## Task details
Count the lines in the listing below that contain the string "Strong". Reply with only that number.

--- begin Exercise input ---

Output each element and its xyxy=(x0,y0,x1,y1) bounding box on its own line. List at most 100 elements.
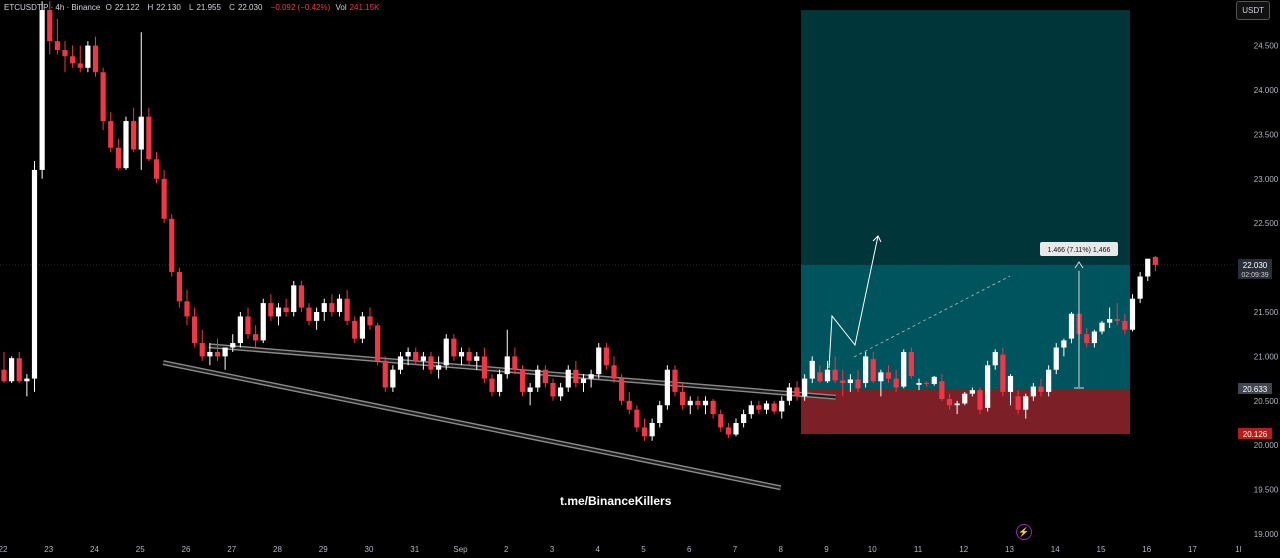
candle-body xyxy=(588,374,594,379)
close-value: 22.030 xyxy=(237,3,263,12)
candle-body xyxy=(375,325,381,361)
candle-body xyxy=(77,63,83,68)
candle-body xyxy=(847,379,853,384)
candle-body xyxy=(1099,322,1105,332)
symbol-name[interactable]: ETCUSDT.P · 4h · Binance xyxy=(4,3,101,12)
candle-body xyxy=(1053,347,1059,370)
candle-body xyxy=(329,303,335,312)
time-tick-label: 23 xyxy=(44,545,53,554)
candle-body xyxy=(1023,396,1029,410)
candle-body xyxy=(863,356,869,384)
lightning-icon[interactable]: ⚡ xyxy=(1016,524,1032,540)
candle-body xyxy=(1129,298,1136,330)
drawings: 1.466 (7.11%) 1,466 xyxy=(828,235,1118,389)
candle-body xyxy=(214,351,221,357)
candle-body xyxy=(924,383,930,385)
price-label-entry xyxy=(1238,382,1272,394)
candle-body xyxy=(931,376,937,384)
candle-body xyxy=(352,320,358,339)
time-axis[interactable]: 22 23 24 25 26 27 28 29 30 31 Sep 2 3 4 5 6 7 8 9 10 11 12 13 1… xyxy=(0,540,1280,558)
candle-body xyxy=(367,316,373,326)
candle-body xyxy=(92,45,99,73)
projection-arrowhead xyxy=(872,235,882,243)
candle-body xyxy=(710,400,716,415)
candle-body xyxy=(573,369,579,384)
candle-body xyxy=(1038,386,1044,392)
price-axis[interactable]: 24.500 24.000 23.500 23.000 22.500 21.500 21.0… xyxy=(1236,0,1280,540)
time-tick-label: 7 xyxy=(733,545,738,554)
candle-body xyxy=(1061,340,1067,348)
candle-body xyxy=(54,41,60,51)
time-tick-label: 29 xyxy=(319,545,328,554)
symbol-header: ETCUSDT.P · 4h · Binance O 22.122 H 22.130… xyxy=(4,3,380,12)
candle-body xyxy=(611,365,617,379)
time-tick-label: 10 xyxy=(868,545,877,554)
candle-body xyxy=(413,351,419,361)
volume-value: 241.15K xyxy=(349,3,380,12)
candle-body xyxy=(840,380,846,384)
candle-body xyxy=(222,347,228,357)
candle-body xyxy=(1152,256,1158,265)
time-tick-label: 17 xyxy=(1188,545,1197,554)
candle-body xyxy=(1137,276,1143,299)
price-label-text: 20.126 xyxy=(1243,430,1268,439)
candle-body xyxy=(169,218,175,273)
measure-arrowhead xyxy=(1074,261,1084,269)
candle-body xyxy=(619,378,625,401)
time-tick-label: 30 xyxy=(365,545,374,554)
candles xyxy=(1,1,1158,441)
candle-body xyxy=(885,372,892,379)
candle-body xyxy=(466,351,472,361)
candle-body xyxy=(985,365,991,408)
candle-body xyxy=(855,379,861,389)
candle-body xyxy=(390,369,396,388)
price-label-text: 22.030 xyxy=(1243,261,1268,270)
candle-body xyxy=(497,374,503,392)
candle-body xyxy=(397,356,404,370)
candle-body xyxy=(344,298,350,321)
candle-body xyxy=(382,360,388,388)
candle-body xyxy=(230,343,236,348)
trend-dash xyxy=(853,275,1011,358)
price-tick-label: 24.000 xyxy=(1254,86,1279,95)
candle-body xyxy=(1084,334,1090,344)
price-label-last xyxy=(1238,258,1272,279)
candle-body xyxy=(474,356,480,361)
candle-body xyxy=(336,298,343,312)
candle-body xyxy=(16,358,22,382)
candle-body xyxy=(489,378,495,392)
candle-body xyxy=(893,378,899,388)
profit-zone xyxy=(801,264,1130,389)
currency-button[interactable]: USDT xyxy=(1236,1,1270,20)
candle-body xyxy=(47,10,53,42)
candle-body xyxy=(146,116,152,160)
price-tick-label: 24.500 xyxy=(1254,42,1279,51)
candle-body xyxy=(504,356,510,375)
candle-body xyxy=(535,369,541,388)
candle-body xyxy=(550,383,556,397)
time-tick-label: 4 xyxy=(596,545,601,554)
candle-body xyxy=(9,358,15,382)
candle-body xyxy=(542,369,548,384)
candle-body xyxy=(436,365,442,370)
candle-body xyxy=(31,169,38,379)
measure-label: 1.466 (7.11%) 1,466 xyxy=(1048,247,1111,254)
candle-body xyxy=(946,399,953,406)
time-tick-label: 31 xyxy=(410,545,419,554)
candle-body xyxy=(664,369,670,406)
time-tick-label: Sep xyxy=(453,545,468,554)
candle-body xyxy=(870,359,876,382)
price-tick-label: 19.000 xyxy=(1254,530,1279,539)
candle-body xyxy=(1145,258,1151,277)
candle-body xyxy=(1030,386,1036,397)
time-tick-label: 28 xyxy=(273,545,282,554)
price-tick-label: 23.500 xyxy=(1254,130,1279,139)
candle-body xyxy=(794,387,800,397)
price-tick-label: 21.000 xyxy=(1254,352,1279,361)
candle-body xyxy=(39,10,45,170)
time-axis-bg xyxy=(0,540,1280,558)
candle-body xyxy=(314,312,320,321)
candle-body xyxy=(275,307,282,317)
time-tick-label: 22 xyxy=(0,545,8,554)
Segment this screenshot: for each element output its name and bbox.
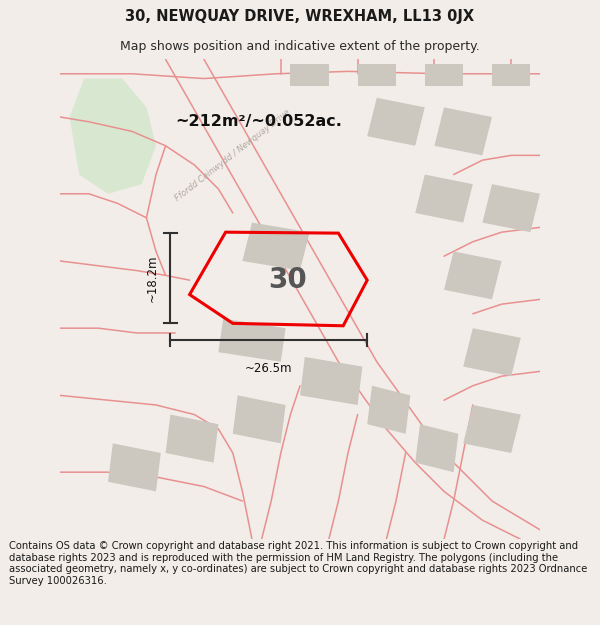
Polygon shape [482, 184, 540, 232]
Polygon shape [108, 443, 161, 491]
Text: ~18.2m: ~18.2m [145, 254, 158, 302]
Polygon shape [166, 414, 218, 462]
Text: Ffordd Ceinwydd / Newquay Drive: Ffordd Ceinwydd / Newquay Drive [173, 107, 292, 203]
Polygon shape [444, 251, 502, 299]
Polygon shape [463, 405, 521, 453]
Polygon shape [463, 328, 521, 376]
Text: 30: 30 [269, 266, 307, 294]
Polygon shape [367, 386, 410, 434]
Polygon shape [218, 319, 286, 362]
Polygon shape [233, 396, 286, 443]
Polygon shape [358, 64, 396, 86]
Polygon shape [425, 64, 463, 86]
Text: ~212m²/~0.052ac.: ~212m²/~0.052ac. [175, 114, 342, 129]
Polygon shape [434, 107, 492, 156]
Text: Map shows position and indicative extent of the property.: Map shows position and indicative extent… [120, 40, 480, 52]
Polygon shape [415, 174, 473, 222]
Polygon shape [70, 79, 156, 194]
Polygon shape [290, 64, 329, 86]
Text: ~26.5m: ~26.5m [245, 362, 293, 375]
Polygon shape [492, 64, 530, 86]
Polygon shape [367, 98, 425, 146]
Polygon shape [300, 357, 362, 405]
Text: 30, NEWQUAY DRIVE, WREXHAM, LL13 0JX: 30, NEWQUAY DRIVE, WREXHAM, LL13 0JX [125, 9, 475, 24]
Polygon shape [242, 222, 310, 271]
Polygon shape [415, 424, 458, 472]
Text: Contains OS data © Crown copyright and database right 2021. This information is : Contains OS data © Crown copyright and d… [9, 541, 587, 586]
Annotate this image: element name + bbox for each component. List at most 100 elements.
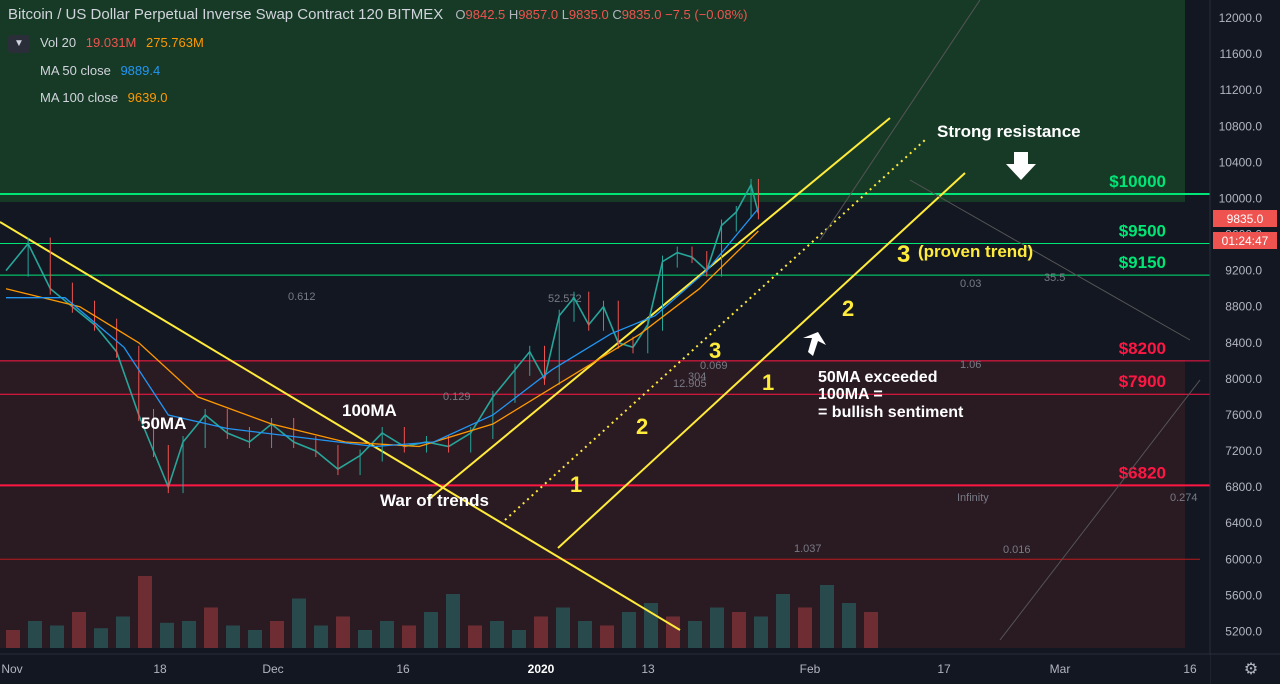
downtrend-line [0, 221, 681, 631]
time-tick-6: Feb [800, 662, 821, 676]
channel-upper-line [427, 117, 891, 501]
guide-line-3 [999, 379, 1201, 641]
low-value: 9835.0 [568, 7, 609, 22]
guide-line-2 [909, 179, 1191, 341]
ma100-indicator[interactable]: MA 100 close 9639.0 [40, 90, 167, 105]
volume-bar [336, 616, 350, 648]
ma50-value: 9889.4 [120, 63, 161, 78]
volume-bar [94, 628, 108, 648]
horizontal-levels: $10000 $9500 $9150 $8200 $7900 $6820 [0, 172, 1210, 560]
price-tick-9: 8400.0 [1225, 336, 1262, 350]
fib-label-11: 304 [688, 371, 706, 383]
volume-bar [688, 621, 702, 648]
chevron-down-icon: ▼ [14, 38, 24, 49]
high-label: H [508, 7, 519, 22]
volume-bars [6, 576, 878, 648]
volume-bar [820, 585, 834, 648]
level-label-0: $10000 [1109, 172, 1166, 191]
level-label-3: $8200 [1119, 339, 1166, 358]
volume-bar [116, 616, 130, 648]
support-zone [0, 360, 1185, 648]
proven-trend-label: (proven trend) [918, 242, 1033, 261]
wave-count-2a: 2 [636, 414, 648, 439]
open-value: 9842.5 [465, 7, 506, 22]
fib-label-1: 52.572 [548, 293, 582, 305]
change-value: −7.5 (−0.08%) [665, 7, 748, 22]
price-tick-17: 5200.0 [1225, 624, 1262, 638]
vol-value-2: 275.763M [146, 35, 204, 50]
time-axis-panel[interactable] [0, 654, 1210, 684]
level-label-4: $7900 [1119, 372, 1166, 391]
wave-count-3a: 3 [709, 338, 721, 363]
high-value: 9857.0 [518, 7, 559, 22]
price-tick-3: 10800.0 [1219, 119, 1263, 133]
volume-bar [314, 625, 328, 648]
volume-bar [6, 630, 20, 648]
price-tick-16: 5600.0 [1225, 588, 1262, 602]
volume-bar [490, 621, 504, 648]
price-tick-12: 7200.0 [1225, 444, 1262, 458]
interval-label[interactable]: 120 [358, 6, 384, 23]
time-tick-0: Nov [1, 662, 22, 676]
settings-gear-icon[interactable]: ⚙ [1243, 661, 1259, 678]
strong-resistance-label: Strong resistance [937, 122, 1081, 141]
close-label: C [612, 7, 622, 22]
ma100-label: 100MA [342, 401, 397, 420]
price-axis-panel[interactable] [1210, 0, 1280, 684]
ma50-indicator[interactable]: MA 50 close 9889.4 [40, 63, 160, 78]
exchange-label: BITMEX [387, 6, 444, 23]
volume-bar [28, 621, 42, 648]
volume-bar [358, 630, 372, 648]
war-of-trends-label: War of trends [380, 491, 489, 510]
price-tick-8: 8800.0 [1225, 300, 1262, 314]
volume-bar [622, 612, 636, 648]
ma100-line [5, 230, 759, 448]
price-tick-10: 8000.0 [1225, 372, 1262, 386]
level-label-5: $6820 [1119, 463, 1166, 482]
fib-label-12: 35.5 [1044, 272, 1065, 284]
volume-bar [754, 616, 768, 648]
volume-bar [380, 621, 394, 648]
last-price-text: 9835.0 [1227, 212, 1264, 226]
symbol-title[interactable]: Bitcoin / US Dollar Perpetual Inverse Sw… [8, 6, 354, 23]
collapse-indicators-button[interactable]: ▼ [8, 35, 30, 53]
fib-label-4: 0.069 [700, 360, 728, 372]
volume-bar [512, 630, 526, 648]
time-tick-9: 16 [1183, 662, 1197, 676]
last-price-badge [1213, 210, 1277, 227]
volume-indicator[interactable]: Vol 20 19.031M 275.763M [40, 35, 204, 50]
close-value: 9835.0 [621, 7, 662, 22]
wave-count-3b: 3 [897, 241, 910, 268]
volume-bar [248, 630, 262, 648]
time-tick-4: 2020 [528, 662, 555, 676]
volume-bar [776, 594, 790, 648]
trend-lines [0, 117, 966, 631]
price-tick-7: 9200.0 [1225, 264, 1262, 278]
volume-bar [226, 625, 240, 648]
time-tick-5: 13 [641, 662, 655, 676]
volume-bar [204, 607, 218, 648]
channel-mid-line [504, 139, 926, 521]
ohlc-values: O9842.5 H9857.0 L9835.0 C9835.0 −7.5 (−0… [455, 7, 747, 22]
time-tick-2: Dec [262, 662, 283, 676]
price-tick-1: 11600.0 [1220, 47, 1263, 61]
fib-label-9: 1.037 [794, 543, 822, 555]
resistance-zone [0, 0, 1185, 202]
volume-bar [534, 616, 548, 648]
volume-bar [798, 607, 812, 648]
ma50-name: MA 50 close [40, 63, 111, 78]
fib-label-0: 0.612 [288, 291, 316, 303]
open-label: O [455, 7, 466, 22]
wave-count-2b: 2 [842, 296, 854, 321]
wave-count-1a: 1 [570, 472, 582, 497]
time-tick-7: 17 [937, 662, 951, 676]
volume-bar [864, 612, 878, 648]
level-label-1: $9500 [1119, 222, 1166, 241]
ma-exceeded-line2: 100MA = [818, 386, 883, 403]
volume-bar [138, 576, 152, 648]
chart-annotations: Strong resistance War of trends 50MA 100… [141, 122, 1081, 510]
level-label-2: $9150 [1119, 253, 1166, 272]
volume-bar [182, 621, 196, 648]
ma-exceeded-line3: = bullish sentiment [818, 404, 964, 421]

--- end Exercise input ---

## Response
2